-- start Extracted information --

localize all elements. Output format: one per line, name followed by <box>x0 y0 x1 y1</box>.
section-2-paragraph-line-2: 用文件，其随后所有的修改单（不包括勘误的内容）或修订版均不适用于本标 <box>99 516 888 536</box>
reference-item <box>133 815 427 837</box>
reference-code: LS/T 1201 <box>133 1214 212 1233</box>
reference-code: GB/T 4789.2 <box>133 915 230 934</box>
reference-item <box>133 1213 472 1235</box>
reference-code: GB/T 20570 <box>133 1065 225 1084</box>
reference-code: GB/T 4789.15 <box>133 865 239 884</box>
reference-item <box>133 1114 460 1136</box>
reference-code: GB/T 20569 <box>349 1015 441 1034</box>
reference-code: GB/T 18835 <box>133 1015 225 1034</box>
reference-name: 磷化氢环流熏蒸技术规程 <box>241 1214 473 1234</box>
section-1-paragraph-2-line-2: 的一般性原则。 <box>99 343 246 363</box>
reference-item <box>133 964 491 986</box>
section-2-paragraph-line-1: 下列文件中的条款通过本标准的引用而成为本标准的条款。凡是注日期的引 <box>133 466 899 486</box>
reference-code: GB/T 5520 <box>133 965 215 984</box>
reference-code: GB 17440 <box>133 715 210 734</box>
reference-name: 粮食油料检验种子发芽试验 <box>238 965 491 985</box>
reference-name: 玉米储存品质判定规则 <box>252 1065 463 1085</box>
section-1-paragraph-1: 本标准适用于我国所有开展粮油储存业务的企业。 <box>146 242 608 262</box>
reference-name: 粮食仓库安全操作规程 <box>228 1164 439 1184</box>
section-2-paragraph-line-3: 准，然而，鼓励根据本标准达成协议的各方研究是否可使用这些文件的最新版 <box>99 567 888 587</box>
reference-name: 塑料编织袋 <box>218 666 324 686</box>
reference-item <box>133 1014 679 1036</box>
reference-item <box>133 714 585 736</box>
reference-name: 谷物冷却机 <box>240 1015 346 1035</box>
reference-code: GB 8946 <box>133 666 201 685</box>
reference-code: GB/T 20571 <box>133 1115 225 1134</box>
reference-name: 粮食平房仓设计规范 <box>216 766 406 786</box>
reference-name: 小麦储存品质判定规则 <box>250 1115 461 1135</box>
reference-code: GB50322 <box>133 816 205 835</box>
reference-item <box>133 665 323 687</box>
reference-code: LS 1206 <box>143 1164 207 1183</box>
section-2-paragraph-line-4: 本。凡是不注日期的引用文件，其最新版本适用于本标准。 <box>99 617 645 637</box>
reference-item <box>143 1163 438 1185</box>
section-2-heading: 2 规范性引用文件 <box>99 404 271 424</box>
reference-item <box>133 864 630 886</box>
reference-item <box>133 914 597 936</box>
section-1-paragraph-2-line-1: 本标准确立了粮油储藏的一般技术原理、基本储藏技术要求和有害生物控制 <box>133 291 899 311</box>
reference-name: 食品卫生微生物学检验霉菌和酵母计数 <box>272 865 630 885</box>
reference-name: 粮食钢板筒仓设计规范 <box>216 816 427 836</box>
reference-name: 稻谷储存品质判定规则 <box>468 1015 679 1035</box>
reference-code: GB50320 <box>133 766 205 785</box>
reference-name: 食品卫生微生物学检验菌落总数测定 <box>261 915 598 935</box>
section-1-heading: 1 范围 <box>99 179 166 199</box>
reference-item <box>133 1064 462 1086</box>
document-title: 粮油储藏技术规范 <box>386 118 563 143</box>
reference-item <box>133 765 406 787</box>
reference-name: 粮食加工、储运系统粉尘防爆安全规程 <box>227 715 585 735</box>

-- end Extracted information --

● Your task: Please lay out every line of the items above as a JSON list of strings, one string per line, with blank lines left out.

● Output of the exercise:
[
  "localize all elements. Output format: one per line, name followed by <box>x0 y0 x1 y1</box>.",
  "section-2-paragraph-line-2: 用文件，其随后所有的修改单（不包括勘误的内容）或修订版均不适用于本标 <box>99 516 888 536</box>",
  "reference-item <box>133 815 427 837</box>",
  "reference-code: LS/T 1201 <box>133 1214 212 1233</box>",
  "reference-code: GB/T 4789.2 <box>133 915 230 934</box>",
  "reference-item <box>133 1213 472 1235</box>",
  "reference-code: GB/T 20570 <box>133 1065 225 1084</box>",
  "reference-code: GB/T 4789.15 <box>133 865 239 884</box>",
  "reference-item <box>133 1114 460 1136</box>",
  "reference-code: GB/T 20569 <box>349 1015 441 1034</box>",
  "reference-code: GB/T 18835 <box>133 1015 225 1034</box>",
  "reference-name: 磷化氢环流熏蒸技术规程 <box>241 1214 473 1234</box>",
  "section-1-paragraph-2-line-2: 的一般性原则。 <box>99 343 246 363</box>",
  "reference-item <box>133 964 491 986</box>",
  "section-2-paragraph-line-1: 下列文件中的条款通过本标准的引用而成为本标准的条款。凡是注日期的引 <box>133 466 899 486</box>",
  "reference-code: GB/T 5520 <box>133 965 215 984</box>",
  "reference-code: GB 17440 <box>133 715 210 734</box>",
  "reference-name: 粮食油料检验种子发芽试验 <box>238 965 491 985</box>",
  "reference-name: 玉米储存品质判定规则 <box>252 1065 463 1085</box>",
  "section-1-paragraph-1: 本标准适用于我国所有开展粮油储存业务的企业。 <box>146 242 608 262</box>",
  "reference-name: 粮食仓库安全操作规程 <box>228 1164 439 1184</box>",
  "section-2-paragraph-line-3: 准，然而，鼓励根据本标准达成协议的各方研究是否可使用这些文件的最新版 <box>99 567 888 587</box>",
  "reference-name: 塑料编织袋 <box>218 666 324 686</box>",
  "reference-item <box>133 1014 679 1036</box>",
  "reference-item <box>133 714 585 736</box>",
  "reference-name: 谷物冷却机 <box>240 1015 346 1035</box>",
  "reference-code: GB 8946 <box>133 666 201 685</box>",
  "reference-code: GB/T 20571 <box>133 1115 225 1134</box>",
  "reference-name: 粮食平房仓设计规范 <box>216 766 406 786</box>",
  "reference-name: 小麦储存品质判定规则 <box>250 1115 461 1135</box>",
  "reference-code: GB50322 <box>133 816 205 835</box>",
  "reference-item <box>133 665 323 687</box>",
  "reference-code: LS 1206 <box>143 1164 207 1183</box>",
  "section-2-paragraph-line-4: 本。凡是不注日期的引用文件，其最新版本适用于本标准。 <box>99 617 645 637</box>",
  "reference-item <box>143 1163 438 1185</box>",
  "section-2-heading: 2 规范性引用文件 <box>99 404 271 424</box>",
  "reference-item <box>133 864 630 886</box>",
  "reference-item <box>133 914 597 936</box>",
  "section-1-paragraph-2-line-1: 本标准确立了粮油储藏的一般技术原理、基本储藏技术要求和有害生物控制 <box>133 291 899 311</box>",
  "reference-name: 食品卫生微生物学检验霉菌和酵母计数 <box>272 865 630 885</box>",
  "reference-name: 粮食钢板筒仓设计规范 <box>216 816 427 836</box>",
  "reference-name: 稻谷储存品质判定规则 <box>468 1015 679 1035</box>",
  "reference-code: GB50320 <box>133 766 205 785</box>",
  "reference-name: 食品卫生微生物学检验菌落总数测定 <box>261 915 598 935</box>",
  "section-1-heading: 1 范围 <box>99 179 166 199</box>",
  "reference-item <box>133 1064 462 1086</box>",
  "document-title: 粮油储藏技术规范 <box>386 118 563 143</box>",
  "reference-item <box>133 765 406 787</box>",
  "reference-name: 粮食加工、储运系统粉尘防爆安全规程 <box>227 715 585 735</box>"
]